#### TO BE DONE:
Retype the records below exactly as they appear.

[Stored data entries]
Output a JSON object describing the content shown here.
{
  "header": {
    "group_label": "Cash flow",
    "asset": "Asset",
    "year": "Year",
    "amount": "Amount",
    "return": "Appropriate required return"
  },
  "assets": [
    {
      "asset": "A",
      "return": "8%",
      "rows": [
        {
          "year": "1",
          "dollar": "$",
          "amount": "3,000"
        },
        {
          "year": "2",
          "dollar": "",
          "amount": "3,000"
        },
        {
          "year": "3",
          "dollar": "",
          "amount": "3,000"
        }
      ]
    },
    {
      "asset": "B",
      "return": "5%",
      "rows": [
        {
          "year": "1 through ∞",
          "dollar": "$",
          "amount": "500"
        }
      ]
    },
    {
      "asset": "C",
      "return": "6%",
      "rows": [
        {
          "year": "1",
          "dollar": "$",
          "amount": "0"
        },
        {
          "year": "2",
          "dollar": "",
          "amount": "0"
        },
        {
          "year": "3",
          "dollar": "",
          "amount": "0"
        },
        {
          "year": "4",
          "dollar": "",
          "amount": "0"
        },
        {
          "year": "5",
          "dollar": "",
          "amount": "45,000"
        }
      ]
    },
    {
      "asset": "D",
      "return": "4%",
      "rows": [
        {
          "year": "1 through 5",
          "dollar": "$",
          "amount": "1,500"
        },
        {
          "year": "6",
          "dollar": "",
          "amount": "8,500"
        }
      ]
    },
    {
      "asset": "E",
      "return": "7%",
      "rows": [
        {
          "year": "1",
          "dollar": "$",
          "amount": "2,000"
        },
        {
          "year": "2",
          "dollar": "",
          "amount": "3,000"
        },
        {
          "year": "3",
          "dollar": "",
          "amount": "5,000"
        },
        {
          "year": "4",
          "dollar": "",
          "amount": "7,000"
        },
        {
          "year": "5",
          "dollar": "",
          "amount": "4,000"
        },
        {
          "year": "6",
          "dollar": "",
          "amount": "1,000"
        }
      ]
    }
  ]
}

#### RESULT:
Output a JSON object describing the content shown here.
{
  "header": {
    "group_label": "Cash flow",
    "asset": "Asset",
    "year": "Year",
    "amount": "Amount",
    "return": "Appropriate required return"
  },
  "assets": [
    {
      "asset": "A",
      "return": "8%",
      "rows": [
        {
          "year": "1",
          "dollar": "$",
          "amount": "3,000"
        },
        {
          "year": "2",
          "dollar": "",
          "amount": "3,000"
        },
        {
          "year": "3",
          "dollar": "",
          "amount": "3,000"
        }
      ]
    },
    {
      "asset": "B",
      "return": "5%",
      "rows": [
        {
          "year": "1 through ∞",
          "dollar": "$",
          "amount": "500"
        }
      ]
    },
    {
      "asset": "C",
      "return": "6%",
      "rows": [
        {
          "year": "1",
          "dollar": "$",
          "amount": "0"
        },
        {
          "year": "2",
          "dollar": "",
          "amount": "0"
        },
        {
          "year": "3",
          "dollar": "",
          "amount": "0"
        },
        {
          "year": "4",
          "dollar": "",
          "amount": "0"
        },
        {
          "year": "5",
          "dollar": "",
          "amount": "45,000"
        }
      ]
    },
    {
      "asset": "D",
      "return": "4%",
      "rows": [
        {
          "year": "1 through 5",
          "dollar": "$",
          "amount": "1,500"
        },
        {
          "year": "6",
          "dollar": "",
          "amount": "8,500"
        }
      ]
    },
    {
      "asset": "E",
      "return": "7%",
      "rows": [
        {
          "year": "1",
          "dollar": "$",
          "amount": "2,000"
        },
        {
          "year": "2",
          "dollar": "",
          "amount": "3,000"
        },
        {
          "year": "3",
          "dollar": "",
          "amount": "5,000"
        },
        {
          "year": "4",
          "dollar": "",
          "amount": "7,000"
        },
        {
          "year": "5",
          "dollar": "",
          "amount": "4,000"
        },
        {
          "year": "6",
          "dollar": "",
          "amount": "1,000"
        }
      ]
    }
  ]
}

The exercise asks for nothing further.